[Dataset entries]
☆ ☆ ☆ ☆ ☆ ☆ ☆
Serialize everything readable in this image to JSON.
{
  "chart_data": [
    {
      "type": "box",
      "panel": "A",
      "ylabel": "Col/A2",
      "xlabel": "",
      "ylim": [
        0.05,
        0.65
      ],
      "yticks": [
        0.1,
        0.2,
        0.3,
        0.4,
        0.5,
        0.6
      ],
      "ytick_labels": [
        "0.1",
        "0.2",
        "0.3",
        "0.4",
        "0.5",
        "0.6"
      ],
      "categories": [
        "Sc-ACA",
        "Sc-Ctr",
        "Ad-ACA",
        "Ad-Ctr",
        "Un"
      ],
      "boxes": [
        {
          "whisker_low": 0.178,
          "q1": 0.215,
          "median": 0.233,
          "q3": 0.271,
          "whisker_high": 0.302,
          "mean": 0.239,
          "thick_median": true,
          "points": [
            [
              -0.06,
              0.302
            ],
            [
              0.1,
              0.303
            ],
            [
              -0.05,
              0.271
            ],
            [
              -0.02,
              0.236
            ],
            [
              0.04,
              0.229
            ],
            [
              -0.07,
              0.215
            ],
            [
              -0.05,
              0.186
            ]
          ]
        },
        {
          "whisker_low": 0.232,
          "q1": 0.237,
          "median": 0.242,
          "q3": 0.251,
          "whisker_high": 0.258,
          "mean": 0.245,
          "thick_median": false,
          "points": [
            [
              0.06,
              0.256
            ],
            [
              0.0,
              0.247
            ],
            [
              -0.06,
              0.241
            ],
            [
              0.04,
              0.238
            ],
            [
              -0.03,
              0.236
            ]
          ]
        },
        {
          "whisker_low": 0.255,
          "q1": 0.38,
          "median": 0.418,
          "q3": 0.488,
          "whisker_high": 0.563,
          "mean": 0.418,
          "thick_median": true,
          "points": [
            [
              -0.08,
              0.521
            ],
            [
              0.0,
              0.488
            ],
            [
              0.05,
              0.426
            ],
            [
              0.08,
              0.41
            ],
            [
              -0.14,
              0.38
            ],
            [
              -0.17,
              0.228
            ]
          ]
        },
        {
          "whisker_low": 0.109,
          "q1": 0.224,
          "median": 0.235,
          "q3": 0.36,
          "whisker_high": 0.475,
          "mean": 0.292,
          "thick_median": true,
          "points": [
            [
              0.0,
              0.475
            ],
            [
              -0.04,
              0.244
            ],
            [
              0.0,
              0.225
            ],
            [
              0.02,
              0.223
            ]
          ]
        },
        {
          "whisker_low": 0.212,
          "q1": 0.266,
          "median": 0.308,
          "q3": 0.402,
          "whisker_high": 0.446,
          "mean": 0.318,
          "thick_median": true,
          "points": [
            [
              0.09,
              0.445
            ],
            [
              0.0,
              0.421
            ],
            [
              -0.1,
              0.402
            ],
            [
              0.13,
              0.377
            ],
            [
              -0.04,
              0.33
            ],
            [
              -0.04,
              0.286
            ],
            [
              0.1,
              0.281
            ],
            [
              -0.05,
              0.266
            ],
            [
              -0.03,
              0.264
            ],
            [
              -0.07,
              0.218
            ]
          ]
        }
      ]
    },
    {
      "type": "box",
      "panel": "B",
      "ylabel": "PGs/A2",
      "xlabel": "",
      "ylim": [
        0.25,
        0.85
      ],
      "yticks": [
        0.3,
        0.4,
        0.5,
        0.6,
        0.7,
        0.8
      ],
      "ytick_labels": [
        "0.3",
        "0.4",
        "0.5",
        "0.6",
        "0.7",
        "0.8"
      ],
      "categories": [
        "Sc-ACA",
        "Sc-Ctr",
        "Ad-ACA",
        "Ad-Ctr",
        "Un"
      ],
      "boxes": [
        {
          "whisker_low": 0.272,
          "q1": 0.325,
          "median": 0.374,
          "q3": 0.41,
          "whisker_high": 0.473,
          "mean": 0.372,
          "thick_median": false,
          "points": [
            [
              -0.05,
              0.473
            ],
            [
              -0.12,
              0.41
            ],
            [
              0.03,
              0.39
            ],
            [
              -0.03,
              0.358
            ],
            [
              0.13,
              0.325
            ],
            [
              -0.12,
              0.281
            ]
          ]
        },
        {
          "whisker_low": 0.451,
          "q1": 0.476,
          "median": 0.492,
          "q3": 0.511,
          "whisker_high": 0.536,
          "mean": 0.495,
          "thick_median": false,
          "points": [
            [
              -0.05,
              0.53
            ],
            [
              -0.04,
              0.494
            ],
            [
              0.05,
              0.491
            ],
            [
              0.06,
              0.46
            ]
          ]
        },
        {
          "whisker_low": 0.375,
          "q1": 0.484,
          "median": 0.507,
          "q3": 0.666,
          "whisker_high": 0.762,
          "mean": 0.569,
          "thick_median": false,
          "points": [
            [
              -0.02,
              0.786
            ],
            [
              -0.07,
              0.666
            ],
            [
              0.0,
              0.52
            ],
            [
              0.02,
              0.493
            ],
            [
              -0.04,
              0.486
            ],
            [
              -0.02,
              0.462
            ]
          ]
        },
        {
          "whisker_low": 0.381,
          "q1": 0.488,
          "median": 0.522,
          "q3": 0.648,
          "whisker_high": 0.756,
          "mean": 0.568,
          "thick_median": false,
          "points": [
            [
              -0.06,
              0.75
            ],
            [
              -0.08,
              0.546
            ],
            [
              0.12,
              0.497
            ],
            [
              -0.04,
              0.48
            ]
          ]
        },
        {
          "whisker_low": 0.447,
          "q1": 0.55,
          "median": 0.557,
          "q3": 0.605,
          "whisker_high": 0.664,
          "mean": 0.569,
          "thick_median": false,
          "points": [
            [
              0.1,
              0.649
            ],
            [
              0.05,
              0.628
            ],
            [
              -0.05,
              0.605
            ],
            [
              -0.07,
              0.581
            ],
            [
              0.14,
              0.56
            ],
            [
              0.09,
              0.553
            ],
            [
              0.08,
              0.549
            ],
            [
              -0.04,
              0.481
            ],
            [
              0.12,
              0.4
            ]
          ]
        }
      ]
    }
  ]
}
☆ ☆ ☆ ☆ ☆ ☆ ☆
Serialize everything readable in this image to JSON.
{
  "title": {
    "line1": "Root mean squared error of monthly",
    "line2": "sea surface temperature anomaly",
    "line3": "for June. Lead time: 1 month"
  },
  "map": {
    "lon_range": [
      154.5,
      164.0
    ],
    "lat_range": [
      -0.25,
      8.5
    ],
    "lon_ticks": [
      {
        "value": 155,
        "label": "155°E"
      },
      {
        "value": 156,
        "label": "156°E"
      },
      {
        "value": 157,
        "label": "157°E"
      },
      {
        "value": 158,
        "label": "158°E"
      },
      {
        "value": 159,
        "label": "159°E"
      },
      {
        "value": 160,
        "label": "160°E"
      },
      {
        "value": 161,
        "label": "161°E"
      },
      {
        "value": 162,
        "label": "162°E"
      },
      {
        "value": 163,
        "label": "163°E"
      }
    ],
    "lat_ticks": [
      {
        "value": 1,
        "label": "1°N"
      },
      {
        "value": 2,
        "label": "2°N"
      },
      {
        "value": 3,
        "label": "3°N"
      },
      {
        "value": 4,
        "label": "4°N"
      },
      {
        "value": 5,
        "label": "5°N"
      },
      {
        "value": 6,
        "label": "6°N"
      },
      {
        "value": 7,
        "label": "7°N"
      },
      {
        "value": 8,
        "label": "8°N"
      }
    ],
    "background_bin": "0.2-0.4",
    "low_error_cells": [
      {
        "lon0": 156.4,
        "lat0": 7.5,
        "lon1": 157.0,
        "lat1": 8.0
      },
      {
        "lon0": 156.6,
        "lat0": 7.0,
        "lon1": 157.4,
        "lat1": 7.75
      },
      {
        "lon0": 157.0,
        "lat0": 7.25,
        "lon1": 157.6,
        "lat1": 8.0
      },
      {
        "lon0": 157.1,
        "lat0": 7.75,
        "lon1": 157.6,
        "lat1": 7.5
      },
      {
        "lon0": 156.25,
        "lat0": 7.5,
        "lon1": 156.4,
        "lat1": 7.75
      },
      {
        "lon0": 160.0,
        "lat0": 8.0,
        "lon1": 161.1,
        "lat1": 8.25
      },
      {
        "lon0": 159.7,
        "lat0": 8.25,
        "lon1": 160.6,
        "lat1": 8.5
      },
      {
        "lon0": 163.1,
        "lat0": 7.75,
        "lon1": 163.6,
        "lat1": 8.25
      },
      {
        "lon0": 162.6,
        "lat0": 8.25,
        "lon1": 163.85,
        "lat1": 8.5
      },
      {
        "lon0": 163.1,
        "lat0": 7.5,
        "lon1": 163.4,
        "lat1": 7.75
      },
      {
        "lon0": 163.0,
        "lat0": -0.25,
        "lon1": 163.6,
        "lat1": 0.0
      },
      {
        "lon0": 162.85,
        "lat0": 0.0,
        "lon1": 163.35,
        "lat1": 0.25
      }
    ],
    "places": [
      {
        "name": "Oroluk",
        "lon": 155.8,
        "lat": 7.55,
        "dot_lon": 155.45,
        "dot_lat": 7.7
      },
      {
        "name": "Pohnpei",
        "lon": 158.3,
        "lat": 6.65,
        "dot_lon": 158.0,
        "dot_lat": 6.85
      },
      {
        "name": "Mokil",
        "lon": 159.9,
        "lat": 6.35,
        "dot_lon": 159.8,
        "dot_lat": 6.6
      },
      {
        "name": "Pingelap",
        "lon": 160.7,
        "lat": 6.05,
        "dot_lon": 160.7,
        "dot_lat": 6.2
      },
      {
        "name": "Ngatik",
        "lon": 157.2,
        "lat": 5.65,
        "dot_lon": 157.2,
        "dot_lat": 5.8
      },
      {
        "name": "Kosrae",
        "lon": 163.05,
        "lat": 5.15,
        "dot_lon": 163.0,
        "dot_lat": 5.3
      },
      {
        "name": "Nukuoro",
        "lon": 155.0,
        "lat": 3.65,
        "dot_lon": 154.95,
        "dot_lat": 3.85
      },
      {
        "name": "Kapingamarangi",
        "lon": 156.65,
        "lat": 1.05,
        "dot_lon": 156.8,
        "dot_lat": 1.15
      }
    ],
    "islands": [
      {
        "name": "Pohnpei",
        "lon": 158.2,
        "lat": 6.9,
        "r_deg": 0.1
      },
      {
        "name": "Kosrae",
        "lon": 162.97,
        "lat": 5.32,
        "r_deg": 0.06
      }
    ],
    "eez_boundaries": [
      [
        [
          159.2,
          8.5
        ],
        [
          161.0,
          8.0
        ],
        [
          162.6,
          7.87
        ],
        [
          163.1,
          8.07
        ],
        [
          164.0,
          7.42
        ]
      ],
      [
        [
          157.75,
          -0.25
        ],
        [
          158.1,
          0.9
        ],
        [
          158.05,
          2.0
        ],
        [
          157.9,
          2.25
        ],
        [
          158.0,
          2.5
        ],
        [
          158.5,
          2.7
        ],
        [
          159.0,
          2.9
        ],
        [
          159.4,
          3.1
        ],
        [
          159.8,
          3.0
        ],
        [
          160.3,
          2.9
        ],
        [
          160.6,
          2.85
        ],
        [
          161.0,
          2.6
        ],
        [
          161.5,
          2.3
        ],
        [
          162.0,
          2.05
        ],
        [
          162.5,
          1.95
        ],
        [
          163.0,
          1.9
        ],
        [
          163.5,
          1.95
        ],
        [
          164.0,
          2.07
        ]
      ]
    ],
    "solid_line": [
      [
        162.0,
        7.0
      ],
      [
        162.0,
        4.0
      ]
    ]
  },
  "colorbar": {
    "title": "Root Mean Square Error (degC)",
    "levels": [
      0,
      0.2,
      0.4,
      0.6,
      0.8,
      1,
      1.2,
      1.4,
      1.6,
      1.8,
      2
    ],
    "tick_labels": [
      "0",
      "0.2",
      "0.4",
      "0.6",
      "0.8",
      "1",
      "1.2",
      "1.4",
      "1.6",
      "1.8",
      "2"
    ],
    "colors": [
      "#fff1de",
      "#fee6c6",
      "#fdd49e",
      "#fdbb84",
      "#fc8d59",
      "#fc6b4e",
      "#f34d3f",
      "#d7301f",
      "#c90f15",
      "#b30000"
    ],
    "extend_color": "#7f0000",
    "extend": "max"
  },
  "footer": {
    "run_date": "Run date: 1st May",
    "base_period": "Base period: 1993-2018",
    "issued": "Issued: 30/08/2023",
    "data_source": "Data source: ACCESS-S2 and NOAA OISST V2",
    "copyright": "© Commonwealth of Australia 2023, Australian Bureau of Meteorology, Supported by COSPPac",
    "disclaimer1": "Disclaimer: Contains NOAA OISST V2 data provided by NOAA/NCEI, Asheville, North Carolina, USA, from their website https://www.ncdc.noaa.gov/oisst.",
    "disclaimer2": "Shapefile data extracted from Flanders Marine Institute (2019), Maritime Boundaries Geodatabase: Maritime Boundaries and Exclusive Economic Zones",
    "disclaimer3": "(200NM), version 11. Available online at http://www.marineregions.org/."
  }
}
☆ ☆ ☆ ☆ ☆ ☆ ☆
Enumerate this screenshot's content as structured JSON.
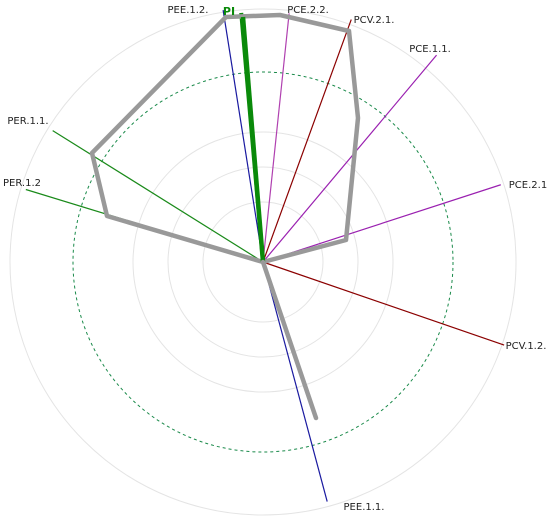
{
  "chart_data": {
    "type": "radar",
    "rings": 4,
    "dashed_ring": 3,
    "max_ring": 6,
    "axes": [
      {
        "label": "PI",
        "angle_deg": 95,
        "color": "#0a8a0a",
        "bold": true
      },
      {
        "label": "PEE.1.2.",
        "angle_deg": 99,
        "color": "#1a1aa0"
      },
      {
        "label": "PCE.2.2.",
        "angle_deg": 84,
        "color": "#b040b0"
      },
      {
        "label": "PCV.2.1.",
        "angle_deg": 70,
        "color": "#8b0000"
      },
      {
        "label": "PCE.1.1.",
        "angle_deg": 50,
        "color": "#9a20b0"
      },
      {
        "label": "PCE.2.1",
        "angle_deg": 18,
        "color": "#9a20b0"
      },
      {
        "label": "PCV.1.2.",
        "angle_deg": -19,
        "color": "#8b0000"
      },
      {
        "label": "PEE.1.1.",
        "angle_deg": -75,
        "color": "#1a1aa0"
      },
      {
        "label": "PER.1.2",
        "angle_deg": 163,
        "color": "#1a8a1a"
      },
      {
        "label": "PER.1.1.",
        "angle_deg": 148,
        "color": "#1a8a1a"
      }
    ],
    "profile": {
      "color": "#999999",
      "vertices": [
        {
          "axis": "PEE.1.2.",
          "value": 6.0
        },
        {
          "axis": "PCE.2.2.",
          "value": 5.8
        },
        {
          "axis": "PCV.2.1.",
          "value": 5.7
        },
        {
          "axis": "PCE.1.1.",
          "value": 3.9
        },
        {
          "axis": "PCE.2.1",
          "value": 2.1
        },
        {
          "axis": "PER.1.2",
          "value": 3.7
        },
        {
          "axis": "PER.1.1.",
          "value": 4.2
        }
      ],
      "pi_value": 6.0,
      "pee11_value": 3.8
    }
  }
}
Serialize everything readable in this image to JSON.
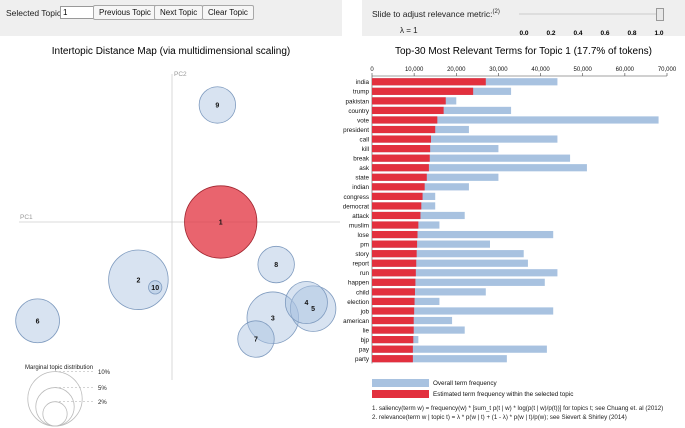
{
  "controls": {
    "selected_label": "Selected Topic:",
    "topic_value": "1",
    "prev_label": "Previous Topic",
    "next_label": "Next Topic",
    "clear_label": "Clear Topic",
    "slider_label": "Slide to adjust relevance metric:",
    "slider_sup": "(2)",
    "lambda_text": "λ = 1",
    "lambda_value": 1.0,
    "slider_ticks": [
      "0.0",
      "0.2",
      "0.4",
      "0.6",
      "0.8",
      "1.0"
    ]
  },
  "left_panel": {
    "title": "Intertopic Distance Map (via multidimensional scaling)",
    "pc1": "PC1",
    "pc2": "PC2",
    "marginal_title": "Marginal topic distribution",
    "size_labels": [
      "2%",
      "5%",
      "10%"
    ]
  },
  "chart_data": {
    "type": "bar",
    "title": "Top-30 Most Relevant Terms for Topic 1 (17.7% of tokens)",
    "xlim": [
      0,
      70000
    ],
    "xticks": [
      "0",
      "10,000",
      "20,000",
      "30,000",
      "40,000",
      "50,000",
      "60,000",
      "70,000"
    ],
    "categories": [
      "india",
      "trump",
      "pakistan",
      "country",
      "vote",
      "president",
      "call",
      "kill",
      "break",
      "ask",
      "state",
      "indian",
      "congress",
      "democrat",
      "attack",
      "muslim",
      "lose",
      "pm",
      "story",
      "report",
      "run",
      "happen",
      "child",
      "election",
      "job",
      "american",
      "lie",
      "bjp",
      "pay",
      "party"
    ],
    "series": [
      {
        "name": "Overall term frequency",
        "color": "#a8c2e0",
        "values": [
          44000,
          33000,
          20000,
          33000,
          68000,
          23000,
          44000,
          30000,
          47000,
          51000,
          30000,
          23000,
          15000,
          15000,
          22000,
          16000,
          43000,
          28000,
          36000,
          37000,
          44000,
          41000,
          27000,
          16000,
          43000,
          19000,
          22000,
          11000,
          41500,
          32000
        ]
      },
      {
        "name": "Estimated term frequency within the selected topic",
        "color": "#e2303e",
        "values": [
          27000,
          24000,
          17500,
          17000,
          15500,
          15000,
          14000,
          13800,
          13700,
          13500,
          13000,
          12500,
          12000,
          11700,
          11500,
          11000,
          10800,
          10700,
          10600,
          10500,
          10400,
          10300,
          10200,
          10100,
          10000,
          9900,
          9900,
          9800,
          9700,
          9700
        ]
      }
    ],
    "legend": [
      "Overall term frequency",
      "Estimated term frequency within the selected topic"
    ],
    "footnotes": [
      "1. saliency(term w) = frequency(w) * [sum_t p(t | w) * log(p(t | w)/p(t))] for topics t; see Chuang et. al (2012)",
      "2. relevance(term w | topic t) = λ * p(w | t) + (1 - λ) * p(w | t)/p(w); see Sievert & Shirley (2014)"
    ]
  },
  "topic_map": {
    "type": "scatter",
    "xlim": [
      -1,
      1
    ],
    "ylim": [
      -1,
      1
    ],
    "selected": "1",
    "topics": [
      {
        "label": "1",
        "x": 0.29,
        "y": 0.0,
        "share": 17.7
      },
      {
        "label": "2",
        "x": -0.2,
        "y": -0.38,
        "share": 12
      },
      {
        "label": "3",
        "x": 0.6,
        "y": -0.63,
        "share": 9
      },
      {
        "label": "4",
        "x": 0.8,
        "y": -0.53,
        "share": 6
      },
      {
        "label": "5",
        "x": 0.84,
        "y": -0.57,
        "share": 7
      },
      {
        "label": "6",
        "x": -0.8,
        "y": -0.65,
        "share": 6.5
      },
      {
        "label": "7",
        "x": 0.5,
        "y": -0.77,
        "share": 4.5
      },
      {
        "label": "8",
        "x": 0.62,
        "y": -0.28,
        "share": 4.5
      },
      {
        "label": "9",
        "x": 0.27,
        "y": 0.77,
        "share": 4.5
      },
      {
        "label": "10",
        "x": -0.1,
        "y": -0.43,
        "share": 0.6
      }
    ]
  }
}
☆ ☆ ☆ ☆ ☆ ☆ ☆
* What is expected: Find the word "OISST" in the data and show each line that holds it.

* Solution to the exercise:
    "data_source": "Data source: ACCESS-S2 and NOAA OISST V2",
    "disclaimer1": "Disclaimer: Contains NOAA OISST V2 data provided by NOAA/NCEI, Asheville, North Carolina, USA, from their website https://www.ncdc.noaa.gov/oisst.",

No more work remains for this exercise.